→ **Lesetext**

***

Erlebniswelt Rechtsextremismus

Seit den 1990er Jahren hat sich die extreme Rechte ständig modernisiert. Der “neue Rechtsextremismus” greift zwar noch immer auf altbekannte Inhalte und Symbolik zurück. Er zielt aber darauf ab, politische Botschaften mit Lebensgefühl und Lifestyle zu verbinden. In dieser extrem rechten “Erlebniswelt” besitzt Musik eine besondere Bedeutung. Bereits im Alter von zwölf oder dreizehn Jahren fangen Jugendliche an, sich für die Art der Musik zu interessieren, mit der sie über Bekannte und Freunde in Berührung kommen. Sie können Anschluss an eine entsprechende Clique erhalten und bekommen in der Gemeinschaft ein bestimmtes Werteverständnis und bestimmte Verhaltensmuster vermittelt.

***

→ **Aufgabe A**
Kopiere aus dem Lesetext den Abschnitt, der mit „Seit den 1990er“ beginnt und bis einschließlich „bestimmte Verhaltensmuster vermittelt.“ reicht.
→ **Aufgabe B**
In welchem Alter fangen Jugendliche laut dem Lesetext an, sich für die Musik zu interessieren, mit der sie über Bekannte und Freunde in Berührung kommen?
→ **Aufgabe C**
Nenne alle Zahlen, die im Lesetext vorkommen, egal ob sie in Ziffern oder als Wort geschrieben sind.

→ **Bereitgestellte Daten**
***

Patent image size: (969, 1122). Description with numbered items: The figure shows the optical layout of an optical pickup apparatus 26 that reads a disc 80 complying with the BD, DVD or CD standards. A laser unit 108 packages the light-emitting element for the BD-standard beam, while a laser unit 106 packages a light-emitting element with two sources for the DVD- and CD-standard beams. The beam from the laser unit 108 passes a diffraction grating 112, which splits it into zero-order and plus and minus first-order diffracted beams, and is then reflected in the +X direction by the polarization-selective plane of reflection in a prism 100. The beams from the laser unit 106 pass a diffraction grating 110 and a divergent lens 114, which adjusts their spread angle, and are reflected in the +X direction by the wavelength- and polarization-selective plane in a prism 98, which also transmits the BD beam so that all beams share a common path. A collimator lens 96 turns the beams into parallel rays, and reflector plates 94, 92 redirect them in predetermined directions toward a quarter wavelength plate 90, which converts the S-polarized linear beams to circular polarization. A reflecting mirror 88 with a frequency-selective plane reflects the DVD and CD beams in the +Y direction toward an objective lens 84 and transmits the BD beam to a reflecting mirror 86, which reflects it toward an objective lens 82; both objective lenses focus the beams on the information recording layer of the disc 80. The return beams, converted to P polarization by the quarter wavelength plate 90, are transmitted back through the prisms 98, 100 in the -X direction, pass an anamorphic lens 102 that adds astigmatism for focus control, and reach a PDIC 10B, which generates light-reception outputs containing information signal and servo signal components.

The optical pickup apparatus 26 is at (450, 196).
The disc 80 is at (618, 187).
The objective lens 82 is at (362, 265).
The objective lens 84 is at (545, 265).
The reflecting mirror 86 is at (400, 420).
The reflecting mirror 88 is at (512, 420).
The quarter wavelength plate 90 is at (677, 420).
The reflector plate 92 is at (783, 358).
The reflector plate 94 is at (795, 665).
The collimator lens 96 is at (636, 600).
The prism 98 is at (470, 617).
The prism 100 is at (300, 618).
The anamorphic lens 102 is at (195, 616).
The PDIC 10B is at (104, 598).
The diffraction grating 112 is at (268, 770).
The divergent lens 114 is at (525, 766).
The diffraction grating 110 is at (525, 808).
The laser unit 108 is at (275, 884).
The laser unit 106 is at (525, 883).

***

→ **Antwort A**
Seit den 1990er Jahren hat sich die extreme Rechte ständig modernisiert. Der “neue Rechtsextremismus” greift zwar noch immer auf altbekannte Inhalte und Symbolik zurück. Er zielt aber darauf ab, politische Botschaften mit Lebensgefühl und Lifestyle zu verbinden. In dieser extrem rechten “Erlebniswelt” besitzt Musik eine besondere Bedeutung. Bereits im Alter von zwölf oder dreizehn Jahren fangen Jugendliche an, sich für die Art der Musik zu interessieren, mit der sie über Bekannte und Freunde in Berührung kommen. Sie können Anschluss an eine entsprechende Clique erhalten und bekommen in der Gemeinschaft ein bestimmtes Werteverständnis und bestimmte Verhaltensmuster vermittelt.

→ **Antwort B**
Bereits im Alter von zwölf oder dreizehn Jahren.

→ **Antwort C**
1990er, zwölf, dreizehn